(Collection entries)
◇ ◇ ◇ ◇ ◇ ◇ ◇

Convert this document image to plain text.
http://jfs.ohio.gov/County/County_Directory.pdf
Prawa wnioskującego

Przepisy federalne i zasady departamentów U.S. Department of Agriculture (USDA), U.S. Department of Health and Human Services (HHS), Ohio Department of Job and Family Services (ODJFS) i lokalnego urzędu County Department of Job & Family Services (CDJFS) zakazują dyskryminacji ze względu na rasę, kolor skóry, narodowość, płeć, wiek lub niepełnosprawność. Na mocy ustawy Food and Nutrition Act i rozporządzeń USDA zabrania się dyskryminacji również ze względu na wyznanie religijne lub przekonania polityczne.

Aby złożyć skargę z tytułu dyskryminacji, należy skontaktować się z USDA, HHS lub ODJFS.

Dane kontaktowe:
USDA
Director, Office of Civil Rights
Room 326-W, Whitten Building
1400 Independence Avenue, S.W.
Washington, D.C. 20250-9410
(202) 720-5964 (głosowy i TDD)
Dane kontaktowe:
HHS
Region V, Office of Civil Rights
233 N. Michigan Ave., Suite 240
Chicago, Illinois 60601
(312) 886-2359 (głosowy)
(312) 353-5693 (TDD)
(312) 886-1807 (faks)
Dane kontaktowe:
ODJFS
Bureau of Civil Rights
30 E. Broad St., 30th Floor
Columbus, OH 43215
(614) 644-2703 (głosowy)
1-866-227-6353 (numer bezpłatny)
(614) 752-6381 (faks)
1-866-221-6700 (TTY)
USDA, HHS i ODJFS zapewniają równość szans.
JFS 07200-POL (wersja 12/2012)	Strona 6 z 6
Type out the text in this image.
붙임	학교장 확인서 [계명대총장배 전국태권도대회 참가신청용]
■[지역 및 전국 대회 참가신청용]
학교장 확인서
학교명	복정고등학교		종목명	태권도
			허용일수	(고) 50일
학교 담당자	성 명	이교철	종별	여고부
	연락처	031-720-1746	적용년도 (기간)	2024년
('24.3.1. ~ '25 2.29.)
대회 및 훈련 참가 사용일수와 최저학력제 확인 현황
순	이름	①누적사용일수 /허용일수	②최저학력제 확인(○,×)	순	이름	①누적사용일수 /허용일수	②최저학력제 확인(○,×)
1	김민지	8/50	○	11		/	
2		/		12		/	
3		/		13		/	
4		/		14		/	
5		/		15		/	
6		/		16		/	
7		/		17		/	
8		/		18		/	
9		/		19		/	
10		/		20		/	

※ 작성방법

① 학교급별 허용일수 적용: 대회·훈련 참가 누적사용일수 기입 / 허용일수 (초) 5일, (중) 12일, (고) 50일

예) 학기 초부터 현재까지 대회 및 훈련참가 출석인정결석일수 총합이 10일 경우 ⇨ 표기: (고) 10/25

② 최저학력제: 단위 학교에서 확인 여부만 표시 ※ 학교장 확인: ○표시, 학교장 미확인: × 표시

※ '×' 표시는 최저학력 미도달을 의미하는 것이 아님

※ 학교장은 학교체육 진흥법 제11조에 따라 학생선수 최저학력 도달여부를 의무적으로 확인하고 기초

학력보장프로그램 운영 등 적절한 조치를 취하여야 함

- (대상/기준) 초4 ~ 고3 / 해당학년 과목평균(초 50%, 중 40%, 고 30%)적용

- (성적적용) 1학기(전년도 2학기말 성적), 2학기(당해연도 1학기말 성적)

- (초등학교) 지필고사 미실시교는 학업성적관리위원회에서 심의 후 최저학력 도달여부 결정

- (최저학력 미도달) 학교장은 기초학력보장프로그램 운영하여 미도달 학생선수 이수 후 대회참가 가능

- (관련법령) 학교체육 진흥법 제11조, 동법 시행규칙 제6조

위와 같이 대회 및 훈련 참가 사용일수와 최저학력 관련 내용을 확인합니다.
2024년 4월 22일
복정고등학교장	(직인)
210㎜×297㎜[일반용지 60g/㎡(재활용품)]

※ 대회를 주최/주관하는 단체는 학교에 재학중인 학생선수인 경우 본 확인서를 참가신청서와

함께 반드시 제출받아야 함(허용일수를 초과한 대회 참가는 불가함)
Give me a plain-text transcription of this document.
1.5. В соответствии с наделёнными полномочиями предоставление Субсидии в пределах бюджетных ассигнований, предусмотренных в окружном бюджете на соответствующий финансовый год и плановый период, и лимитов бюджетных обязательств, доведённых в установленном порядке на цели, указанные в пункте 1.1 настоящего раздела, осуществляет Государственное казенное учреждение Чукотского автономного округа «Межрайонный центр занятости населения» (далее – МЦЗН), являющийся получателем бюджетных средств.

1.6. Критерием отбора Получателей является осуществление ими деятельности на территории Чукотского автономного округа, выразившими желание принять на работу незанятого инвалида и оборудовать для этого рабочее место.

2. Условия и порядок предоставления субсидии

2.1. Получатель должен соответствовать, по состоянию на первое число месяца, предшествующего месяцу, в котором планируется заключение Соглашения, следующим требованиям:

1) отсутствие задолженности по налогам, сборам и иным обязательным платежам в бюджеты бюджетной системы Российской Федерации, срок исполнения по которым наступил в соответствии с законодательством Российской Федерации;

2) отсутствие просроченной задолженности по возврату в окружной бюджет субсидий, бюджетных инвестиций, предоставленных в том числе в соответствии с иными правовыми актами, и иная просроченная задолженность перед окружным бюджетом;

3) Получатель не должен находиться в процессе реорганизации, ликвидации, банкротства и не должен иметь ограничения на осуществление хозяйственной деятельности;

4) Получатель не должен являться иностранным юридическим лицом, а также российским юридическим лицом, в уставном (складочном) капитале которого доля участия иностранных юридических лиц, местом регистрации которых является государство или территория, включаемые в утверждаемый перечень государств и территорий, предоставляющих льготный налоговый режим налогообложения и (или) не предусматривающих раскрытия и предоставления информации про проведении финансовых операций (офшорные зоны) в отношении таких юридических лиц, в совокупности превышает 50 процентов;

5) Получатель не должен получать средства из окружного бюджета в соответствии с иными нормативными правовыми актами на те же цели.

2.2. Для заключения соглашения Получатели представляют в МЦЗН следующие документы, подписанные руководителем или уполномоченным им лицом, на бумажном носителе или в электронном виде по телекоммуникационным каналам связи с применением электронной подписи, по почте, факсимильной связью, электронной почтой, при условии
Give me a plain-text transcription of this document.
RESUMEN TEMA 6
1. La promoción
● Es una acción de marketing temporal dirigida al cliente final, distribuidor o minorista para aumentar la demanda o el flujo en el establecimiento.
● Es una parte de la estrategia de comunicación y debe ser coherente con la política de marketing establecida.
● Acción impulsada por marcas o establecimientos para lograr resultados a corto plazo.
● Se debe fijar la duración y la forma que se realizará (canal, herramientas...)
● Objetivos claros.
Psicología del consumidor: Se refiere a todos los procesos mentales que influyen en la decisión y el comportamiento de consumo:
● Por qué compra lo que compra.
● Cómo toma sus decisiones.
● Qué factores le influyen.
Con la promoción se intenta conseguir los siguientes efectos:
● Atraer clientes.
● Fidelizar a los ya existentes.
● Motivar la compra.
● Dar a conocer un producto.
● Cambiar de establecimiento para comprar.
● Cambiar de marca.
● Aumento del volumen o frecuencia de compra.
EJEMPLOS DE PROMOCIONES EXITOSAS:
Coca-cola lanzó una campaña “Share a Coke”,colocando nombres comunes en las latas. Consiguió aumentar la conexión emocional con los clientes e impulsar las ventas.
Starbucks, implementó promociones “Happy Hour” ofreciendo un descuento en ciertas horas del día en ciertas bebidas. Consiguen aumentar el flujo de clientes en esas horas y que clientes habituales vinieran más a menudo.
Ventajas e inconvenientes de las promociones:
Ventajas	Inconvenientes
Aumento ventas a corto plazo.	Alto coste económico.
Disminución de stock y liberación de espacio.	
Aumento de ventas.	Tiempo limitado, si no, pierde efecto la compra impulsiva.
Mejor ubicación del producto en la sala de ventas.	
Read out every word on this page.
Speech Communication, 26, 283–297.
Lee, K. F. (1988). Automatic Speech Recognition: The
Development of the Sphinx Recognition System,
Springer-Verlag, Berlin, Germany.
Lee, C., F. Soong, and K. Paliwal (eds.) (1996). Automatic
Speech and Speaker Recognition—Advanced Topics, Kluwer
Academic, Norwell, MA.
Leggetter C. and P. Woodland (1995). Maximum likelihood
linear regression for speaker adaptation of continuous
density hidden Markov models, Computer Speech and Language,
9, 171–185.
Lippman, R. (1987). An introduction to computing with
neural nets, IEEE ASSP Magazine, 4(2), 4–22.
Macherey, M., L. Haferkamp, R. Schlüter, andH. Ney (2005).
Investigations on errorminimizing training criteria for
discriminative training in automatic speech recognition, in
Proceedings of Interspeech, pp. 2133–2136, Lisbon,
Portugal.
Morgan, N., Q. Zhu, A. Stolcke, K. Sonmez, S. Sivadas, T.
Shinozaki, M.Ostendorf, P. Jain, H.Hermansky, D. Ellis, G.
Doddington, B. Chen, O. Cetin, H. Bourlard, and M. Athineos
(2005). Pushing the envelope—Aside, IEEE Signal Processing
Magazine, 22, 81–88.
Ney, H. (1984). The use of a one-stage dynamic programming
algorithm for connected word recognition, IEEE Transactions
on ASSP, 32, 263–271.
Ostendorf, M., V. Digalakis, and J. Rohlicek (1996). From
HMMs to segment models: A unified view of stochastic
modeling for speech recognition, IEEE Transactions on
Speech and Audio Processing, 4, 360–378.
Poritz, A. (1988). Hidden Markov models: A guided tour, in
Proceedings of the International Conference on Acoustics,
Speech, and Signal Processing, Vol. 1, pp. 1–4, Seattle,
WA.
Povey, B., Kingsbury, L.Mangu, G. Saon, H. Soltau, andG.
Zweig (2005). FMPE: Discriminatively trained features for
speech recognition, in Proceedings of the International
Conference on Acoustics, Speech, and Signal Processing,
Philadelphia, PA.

◇ ◇ ◇ ◇ ◇ ◇ ◇

What is asked: Pull every line containing the word "Aumento" out of the material and copy it.

Worked answer:
● Aumento del volumen o frecuencia de compra.
Aumento ventas a corto plazo.	Alto coste económico.
Aumento de ventas.	Tiempo limitado, si no, pierde efecto la compra impulsiva.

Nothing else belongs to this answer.